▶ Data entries
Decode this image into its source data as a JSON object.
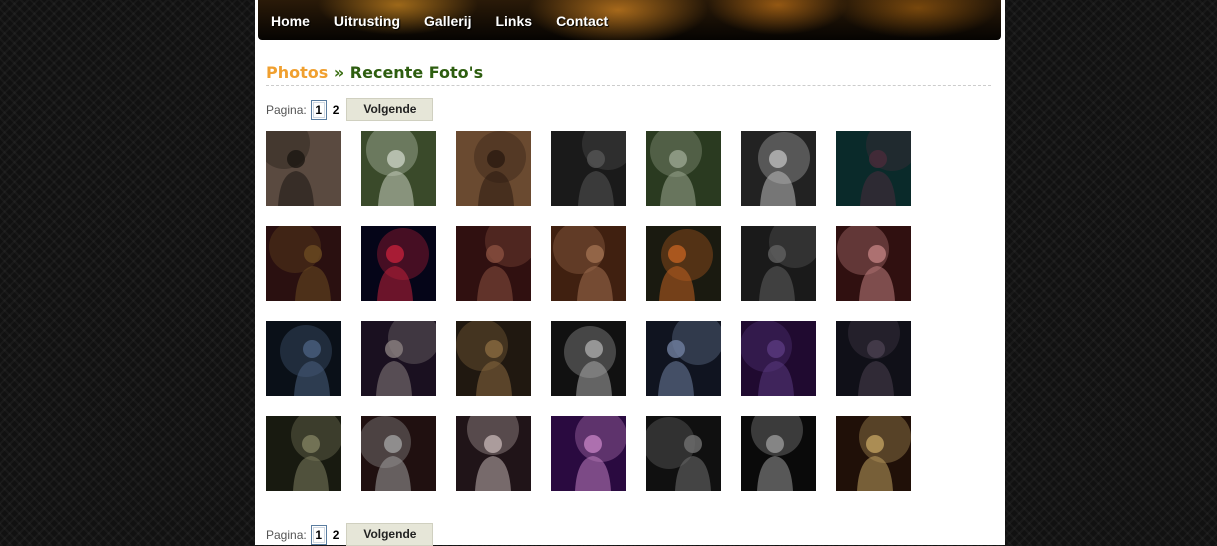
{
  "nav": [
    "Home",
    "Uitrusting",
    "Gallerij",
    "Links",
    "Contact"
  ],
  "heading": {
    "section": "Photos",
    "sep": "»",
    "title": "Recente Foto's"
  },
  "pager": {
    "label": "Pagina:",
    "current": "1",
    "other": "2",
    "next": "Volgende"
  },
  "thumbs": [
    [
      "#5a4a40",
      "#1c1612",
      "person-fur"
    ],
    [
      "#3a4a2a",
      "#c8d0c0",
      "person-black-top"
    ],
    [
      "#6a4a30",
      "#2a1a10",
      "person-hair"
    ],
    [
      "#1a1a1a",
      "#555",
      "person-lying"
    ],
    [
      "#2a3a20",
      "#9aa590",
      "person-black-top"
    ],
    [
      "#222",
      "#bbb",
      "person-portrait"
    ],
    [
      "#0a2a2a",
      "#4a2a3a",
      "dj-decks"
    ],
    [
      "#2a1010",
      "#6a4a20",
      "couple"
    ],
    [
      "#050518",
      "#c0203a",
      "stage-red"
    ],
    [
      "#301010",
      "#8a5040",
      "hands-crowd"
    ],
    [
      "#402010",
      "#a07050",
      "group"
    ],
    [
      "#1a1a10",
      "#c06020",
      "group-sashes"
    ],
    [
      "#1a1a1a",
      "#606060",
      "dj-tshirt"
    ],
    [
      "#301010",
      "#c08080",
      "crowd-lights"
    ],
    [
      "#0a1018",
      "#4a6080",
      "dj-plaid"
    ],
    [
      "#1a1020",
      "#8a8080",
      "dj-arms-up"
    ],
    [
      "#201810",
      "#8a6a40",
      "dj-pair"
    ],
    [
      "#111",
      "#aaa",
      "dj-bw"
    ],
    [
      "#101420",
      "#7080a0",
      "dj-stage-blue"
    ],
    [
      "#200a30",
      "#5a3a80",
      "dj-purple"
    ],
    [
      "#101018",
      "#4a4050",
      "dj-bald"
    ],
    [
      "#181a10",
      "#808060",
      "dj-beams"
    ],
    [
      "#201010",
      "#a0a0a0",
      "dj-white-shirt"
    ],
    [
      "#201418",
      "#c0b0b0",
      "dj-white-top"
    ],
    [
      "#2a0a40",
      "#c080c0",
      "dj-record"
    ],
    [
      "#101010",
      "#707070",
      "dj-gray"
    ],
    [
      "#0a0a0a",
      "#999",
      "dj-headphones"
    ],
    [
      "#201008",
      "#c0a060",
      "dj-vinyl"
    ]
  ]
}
---
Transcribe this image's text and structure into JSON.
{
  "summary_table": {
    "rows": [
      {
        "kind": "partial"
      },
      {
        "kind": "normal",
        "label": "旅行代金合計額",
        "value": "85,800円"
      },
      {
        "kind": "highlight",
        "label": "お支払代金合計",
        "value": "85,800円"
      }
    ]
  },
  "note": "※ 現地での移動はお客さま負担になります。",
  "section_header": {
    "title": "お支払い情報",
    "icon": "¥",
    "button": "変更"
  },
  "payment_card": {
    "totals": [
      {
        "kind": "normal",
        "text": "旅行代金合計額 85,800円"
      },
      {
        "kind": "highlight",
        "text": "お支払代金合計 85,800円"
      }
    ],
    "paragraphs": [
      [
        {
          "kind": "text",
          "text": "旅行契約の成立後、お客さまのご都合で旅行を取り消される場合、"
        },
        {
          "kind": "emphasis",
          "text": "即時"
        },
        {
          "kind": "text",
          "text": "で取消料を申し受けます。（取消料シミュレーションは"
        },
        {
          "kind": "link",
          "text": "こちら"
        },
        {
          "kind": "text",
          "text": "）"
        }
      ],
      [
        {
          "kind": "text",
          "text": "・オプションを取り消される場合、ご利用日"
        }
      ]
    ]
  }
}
* * *
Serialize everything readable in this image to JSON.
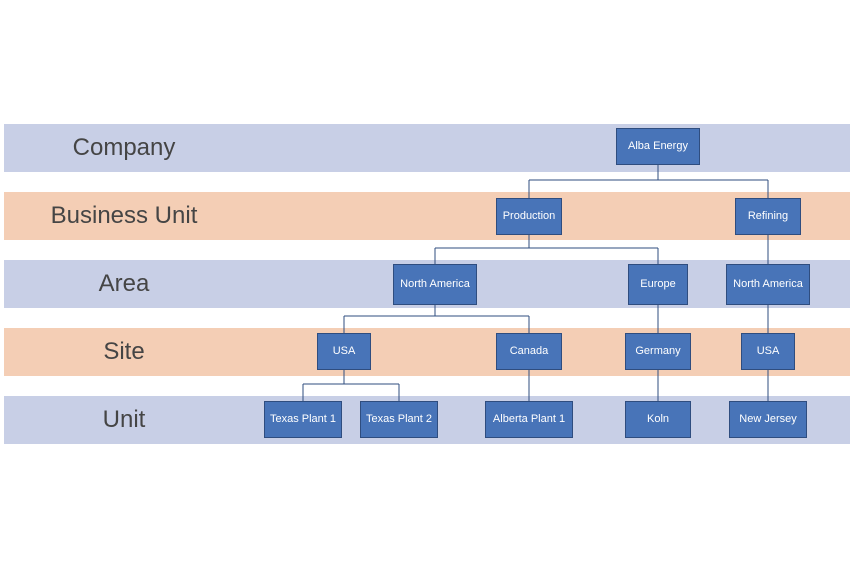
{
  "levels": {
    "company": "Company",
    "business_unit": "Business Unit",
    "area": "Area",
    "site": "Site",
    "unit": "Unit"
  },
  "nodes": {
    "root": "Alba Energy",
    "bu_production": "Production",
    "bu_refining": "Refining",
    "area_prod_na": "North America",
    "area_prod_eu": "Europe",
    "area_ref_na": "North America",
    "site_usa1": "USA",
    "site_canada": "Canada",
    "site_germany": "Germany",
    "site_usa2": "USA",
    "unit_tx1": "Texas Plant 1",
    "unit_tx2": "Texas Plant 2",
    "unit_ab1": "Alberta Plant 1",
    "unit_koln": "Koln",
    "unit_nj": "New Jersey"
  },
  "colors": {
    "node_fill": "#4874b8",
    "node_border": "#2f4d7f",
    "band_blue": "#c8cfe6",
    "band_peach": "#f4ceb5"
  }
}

▶ Required task
Show every line above in which the word "Plant" occurs.

▶ Task output
    "unit_tx1": "Texas Plant 1",
    "unit_tx2": "Texas Plant 2",
    "unit_ab1": "Alberta Plant 1",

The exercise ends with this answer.